## Your instructions:
Your task is to repeat the entries exactly. Leave the pictures out.
_ _ _ _ _ _ _
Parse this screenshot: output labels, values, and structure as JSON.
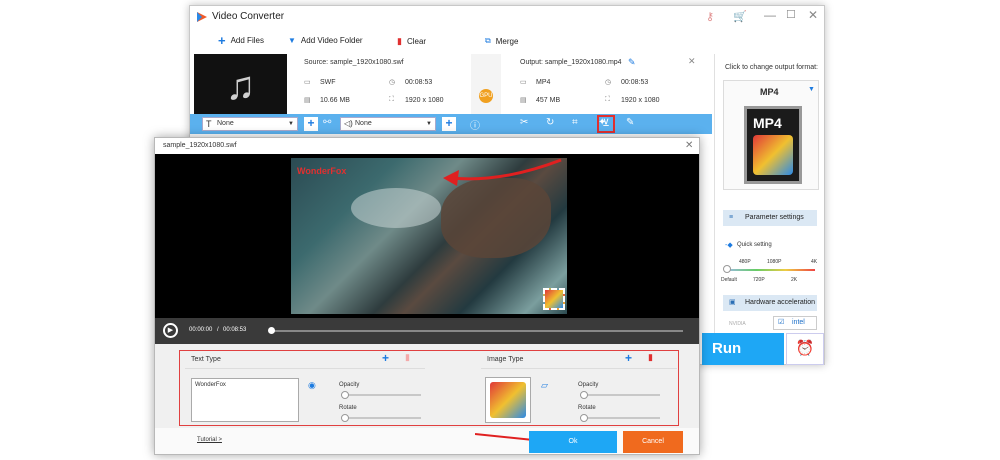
{
  "app": {
    "title": "Video Converter"
  },
  "toolbar": {
    "add_files": "Add Files",
    "add_folder": "Add Video Folder",
    "clear": "Clear",
    "merge": "Merge"
  },
  "source": {
    "label": "Source: sample_1920x1080.swf",
    "format": "SWF",
    "duration": "00:08:53",
    "size": "10.66 MB",
    "resolution": "1920 x 1080"
  },
  "output": {
    "label": "Output: sample_1920x1080.mp4",
    "format": "MP4",
    "duration": "00:08:53",
    "size": "457 MB",
    "resolution": "1920 x 1080"
  },
  "gpu_label": "GPU",
  "editbar": {
    "subtitle_value": "None",
    "audio_value": "None"
  },
  "side": {
    "hint": "Click to change output format:",
    "format": "MP4",
    "param_settings": "Parameter settings",
    "quick_setting": "Quick setting",
    "quality_top": [
      "480P",
      "1080P",
      "4K"
    ],
    "quality_bottom": [
      "Default",
      "720P",
      "2K"
    ],
    "hw_accel": "Hardware acceleration",
    "nvidia": "NVIDIA",
    "intel": "intel"
  },
  "run": "Run",
  "dialog": {
    "title": "sample_1920x1080.swf",
    "watermark": "WonderFox",
    "time_current": "00:00:00",
    "time_sep": "/",
    "time_total": "00:08:53",
    "text_type": "Text Type",
    "text_value": "WonderFox",
    "image_type": "Image Type",
    "opacity": "Opacity",
    "rotate": "Rotate",
    "tutorial": "Tutorial >",
    "ok": "Ok",
    "cancel": "Cancel"
  },
  "colors": {
    "accent": "#1ea7f5",
    "editbar": "#5bb1ee",
    "cancel": "#f06a1e",
    "highlight": "#e04040"
  }
}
_ _ _ _ _ _ _
## Result of the exercise:
Parse this screenshot: output labels, values, and structure as JSON.
{
  "app": {
    "title": "Video Converter"
  },
  "toolbar": {
    "add_files": "Add Files",
    "add_folder": "Add Video Folder",
    "clear": "Clear",
    "merge": "Merge"
  },
  "source": {
    "label": "Source: sample_1920x1080.swf",
    "format": "SWF",
    "duration": "00:08:53",
    "size": "10.66 MB",
    "resolution": "1920 x 1080"
  },
  "output": {
    "label": "Output: sample_1920x1080.mp4",
    "format": "MP4",
    "duration": "00:08:53",
    "size": "457 MB",
    "resolution": "1920 x 1080"
  },
  "gpu_label": "GPU",
  "editbar": {
    "subtitle_value": "None",
    "audio_value": "None"
  },
  "side": {
    "hint": "Click to change output format:",
    "format": "MP4",
    "param_settings": "Parameter settings",
    "quick_setting": "Quick setting",
    "quality_top": [
      "480P",
      "1080P",
      "4K"
    ],
    "quality_bottom": [
      "Default",
      "720P",
      "2K"
    ],
    "hw_accel": "Hardware acceleration",
    "nvidia": "NVIDIA",
    "intel": "intel"
  },
  "run": "Run",
  "dialog": {
    "title": "sample_1920x1080.swf",
    "watermark": "WonderFox",
    "time_current": "00:00:00",
    "time_sep": "/",
    "time_total": "00:08:53",
    "text_type": "Text Type",
    "text_value": "WonderFox",
    "image_type": "Image Type",
    "opacity": "Opacity",
    "rotate": "Rotate",
    "tutorial": "Tutorial >",
    "ok": "Ok",
    "cancel": "Cancel"
  },
  "colors": {
    "accent": "#1ea7f5",
    "editbar": "#5bb1ee",
    "cancel": "#f06a1e",
    "highlight": "#e04040"
  }
}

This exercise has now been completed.